-- Task directions --
Return each line of the material verbatim.

-- Task input --
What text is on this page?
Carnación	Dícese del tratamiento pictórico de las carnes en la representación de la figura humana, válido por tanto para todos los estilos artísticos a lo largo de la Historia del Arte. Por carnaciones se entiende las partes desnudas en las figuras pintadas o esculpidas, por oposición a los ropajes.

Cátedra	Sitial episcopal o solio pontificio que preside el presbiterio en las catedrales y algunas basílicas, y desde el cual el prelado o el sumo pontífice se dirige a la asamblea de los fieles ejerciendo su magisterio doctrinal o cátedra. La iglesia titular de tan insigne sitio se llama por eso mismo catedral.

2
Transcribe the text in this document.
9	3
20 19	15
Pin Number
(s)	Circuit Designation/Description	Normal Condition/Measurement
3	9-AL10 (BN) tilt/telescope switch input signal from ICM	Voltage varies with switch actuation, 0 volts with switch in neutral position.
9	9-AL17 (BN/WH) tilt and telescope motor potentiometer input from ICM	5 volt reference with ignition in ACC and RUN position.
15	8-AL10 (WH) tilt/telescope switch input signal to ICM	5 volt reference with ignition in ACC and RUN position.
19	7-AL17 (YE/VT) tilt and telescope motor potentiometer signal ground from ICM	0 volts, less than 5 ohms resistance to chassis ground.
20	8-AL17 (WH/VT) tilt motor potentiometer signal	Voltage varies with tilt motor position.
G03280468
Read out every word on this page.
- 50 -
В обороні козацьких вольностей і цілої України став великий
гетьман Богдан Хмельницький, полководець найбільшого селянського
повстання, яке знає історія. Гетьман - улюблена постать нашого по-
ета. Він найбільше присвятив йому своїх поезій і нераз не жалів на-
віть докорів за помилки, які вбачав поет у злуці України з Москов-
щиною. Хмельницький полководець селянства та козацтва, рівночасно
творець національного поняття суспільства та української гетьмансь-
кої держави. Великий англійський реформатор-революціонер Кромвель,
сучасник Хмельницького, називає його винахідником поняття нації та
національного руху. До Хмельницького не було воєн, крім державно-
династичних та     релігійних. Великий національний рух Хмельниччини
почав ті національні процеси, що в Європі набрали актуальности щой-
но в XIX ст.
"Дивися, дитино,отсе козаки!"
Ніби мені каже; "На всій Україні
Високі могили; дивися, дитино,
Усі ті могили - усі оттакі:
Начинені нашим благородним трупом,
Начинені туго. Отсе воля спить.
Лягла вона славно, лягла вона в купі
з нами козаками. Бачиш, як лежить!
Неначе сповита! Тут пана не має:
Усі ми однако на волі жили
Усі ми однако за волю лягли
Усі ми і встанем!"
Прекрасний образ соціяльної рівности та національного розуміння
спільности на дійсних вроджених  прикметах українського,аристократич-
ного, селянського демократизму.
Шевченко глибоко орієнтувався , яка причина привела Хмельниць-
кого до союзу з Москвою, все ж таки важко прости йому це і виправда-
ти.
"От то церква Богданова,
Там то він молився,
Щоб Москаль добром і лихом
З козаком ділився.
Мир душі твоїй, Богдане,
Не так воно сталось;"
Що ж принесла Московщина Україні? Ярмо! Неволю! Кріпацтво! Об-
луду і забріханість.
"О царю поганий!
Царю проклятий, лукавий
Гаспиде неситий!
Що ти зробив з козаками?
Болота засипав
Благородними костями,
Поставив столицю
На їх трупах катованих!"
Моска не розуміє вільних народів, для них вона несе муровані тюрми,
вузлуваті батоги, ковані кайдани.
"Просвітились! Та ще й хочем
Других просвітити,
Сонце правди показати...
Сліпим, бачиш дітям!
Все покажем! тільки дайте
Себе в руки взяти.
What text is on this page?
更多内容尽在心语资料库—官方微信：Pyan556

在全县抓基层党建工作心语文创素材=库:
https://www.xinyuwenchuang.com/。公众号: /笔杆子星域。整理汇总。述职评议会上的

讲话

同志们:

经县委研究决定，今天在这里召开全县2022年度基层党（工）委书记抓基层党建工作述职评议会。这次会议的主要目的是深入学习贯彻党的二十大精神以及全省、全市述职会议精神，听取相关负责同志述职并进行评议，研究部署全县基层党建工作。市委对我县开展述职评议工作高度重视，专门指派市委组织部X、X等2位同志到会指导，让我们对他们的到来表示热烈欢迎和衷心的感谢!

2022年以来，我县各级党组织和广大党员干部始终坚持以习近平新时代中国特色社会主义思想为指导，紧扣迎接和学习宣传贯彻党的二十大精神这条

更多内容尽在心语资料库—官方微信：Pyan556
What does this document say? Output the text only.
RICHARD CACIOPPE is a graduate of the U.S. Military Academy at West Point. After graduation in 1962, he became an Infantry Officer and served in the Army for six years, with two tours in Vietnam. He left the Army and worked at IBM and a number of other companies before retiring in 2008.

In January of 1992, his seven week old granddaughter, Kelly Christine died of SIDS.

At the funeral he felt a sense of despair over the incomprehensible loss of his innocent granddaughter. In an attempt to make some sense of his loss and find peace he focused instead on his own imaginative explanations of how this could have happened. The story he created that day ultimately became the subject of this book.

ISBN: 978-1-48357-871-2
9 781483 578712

-- Worked solution --
What text is on this page?
Carnación	Dícese del tratamiento pictórico de las carnes en la representación de la figura humana, válido por tanto para todos los estilos artísticos a lo largo de la Historia del Arte. Por carnaciones se entiende las partes desnudas en las figuras pintadas o esculpidas, por oposición a los ropajes.

Cátedra	Sitial episcopal o solio pontificio que preside el presbiterio en las catedrales y algunas basílicas, y desde el cual el prelado o el sumo pontífice se dirige a la asamblea de los fieles ejerciendo su magisterio doctrinal o cátedra. La iglesia titular de tan insigne sitio se llama por eso mismo catedral.

2
Transcribe the text in this document.
9	3
20 19	15
Pin Number
(s)	Circuit Designation/Description	Normal Condition/Measurement
3	9-AL10 (BN) tilt/telescope switch input signal from ICM	Voltage varies with switch actuation, 0 volts with switch in neutral position.
9	9-AL17 (BN/WH) tilt and telescope motor potentiometer input from ICM	5 volt reference with ignition in ACC and RUN position.
15	8-AL10 (WH) tilt/telescope switch input signal to ICM	5 volt reference with ignition in ACC and RUN position.
19	7-AL17 (YE/VT) tilt and telescope motor potentiometer signal ground from ICM	0 volts, less than 5 ohms resistance to chassis ground.
20	8-AL17 (WH/VT) tilt motor potentiometer signal	Voltage varies with tilt motor position.
G03280468
Read out every word on this page.
- 50 -
В обороні козацьких вольностей і цілої України став великий
гетьман Богдан Хмельницький, полководець найбільшого селянського
повстання, яке знає історія. Гетьман - улюблена постать нашого по-
ета. Він найбільше присвятив йому своїх поезій і нераз не жалів на-
віть докорів за помилки, які вбачав поет у злуці України з Москов-
щиною. Хмельницький полководець селянства та козацтва, рівночасно
творець національного поняття суспільства та української гетьмансь-
кої держави. Великий англійський реформатор-революціонер Кромвель,
сучасник Хмельницького, називає його винахідником поняття нації та
національного руху. До Хмельницького не було воєн, крім державно-
династичних та     релігійних. Великий національний рух Хмельниччини
почав ті національні процеси, що в Європі набрали актуальности щой-
но в XIX ст.
"Дивися, дитино,отсе козаки!"
Ніби мені каже; "На всій Україні
Високі могили; дивися, дитино,
Усі ті могили - усі оттакі:
Начинені нашим благородним трупом,
Начинені туго. Отсе воля спить.
Лягла вона славно, лягла вона в купі
з нами козаками. Бачиш, як лежить!
Неначе сповита! Тут пана не має:
Усі ми однако на волі жили
Усі ми однако за волю лягли
Усі ми і встанем!"
Прекрасний образ соціяльної рівности та національного розуміння
спільности на дійсних вроджених  прикметах українського,аристократич-
ного, селянського демократизму.
Шевченко глибоко орієнтувався , яка причина привела Хмельниць-
кого до союзу з Москвою, все ж таки важко прости йому це і виправда-
ти.
"От то церква Богданова,
Там то він молився,
Щоб Москаль добром і лихом
З козаком ділився.
Мир душі твоїй, Богдане,
Не так воно сталось;"
Що ж принесла Московщина Україні? Ярмо! Неволю! Кріпацтво! Об-
луду і забріханість.
"О царю поганий!
Царю проклятий, лукавий
Гаспиде неситий!
Що ти зробив з козаками?
Болота засипав
Благородними костями,
Поставив столицю
На їх трупах катованих!"
Моска не розуміє вільних народів, для них вона несе муровані тюрми,
вузлуваті батоги, ковані кайдани.
"Просвітились! Та ще й хочем
Других просвітити,
Сонце правди показати...
Сліпим, бачиш дітям!
Все покажем! тільки дайте
Себе в руки взяти.
What text is on this page?
更多内容尽在心语资料库—官方微信：Pyan556

在全县抓基层党建工作心语文创素材=库:
https://www.xinyuwenchuang.com/。公众号: /笔杆子星域。整理汇总。述职评议会上的

讲话

同志们:

经县委研究决定，今天在这里召开全县2022年度基层党（工）委书记抓基层党建工作述职评议会。这次会议的主要目的是深入学习贯彻党的二十大精神以及全省、全市述职会议精神，听取相关负责同志述职并进行评议，研究部署全县基层党建工作。市委对我县开展述职评议工作高度重视，专门指派市委组织部X、X等2位同志到会指导，让我们对他们的到来表示热烈欢迎和衷心的感谢!

2022年以来，我县各级党组织和广大党员干部始终坚持以习近平新时代中国特色社会主义思想为指导，紧扣迎接和学习宣传贯彻党的二十大精神这条

更多内容尽在心语资料库—官方微信：Pyan556
What does this document say? Output the text only.
RICHARD CACIOPPE is a graduate of the U.S. Military Academy at West Point. After graduation in 1962, he became an Infantry Officer and served in the Army for six years, with two tours in Vietnam. He left the Army and worked at IBM and a number of other companies before retiring in 2008.

In January of 1992, his seven week old granddaughter, Kelly Christine died of SIDS.

At the funeral he felt a sense of despair over the incomprehensible loss of his innocent granddaughter. In an attempt to make some sense of his loss and find peace he focused instead on his own imaginative explanations of how this could have happened. The story he created that day ultimately became the subject of this book.

ISBN: 978-1-48357-871-2
9 781483 578712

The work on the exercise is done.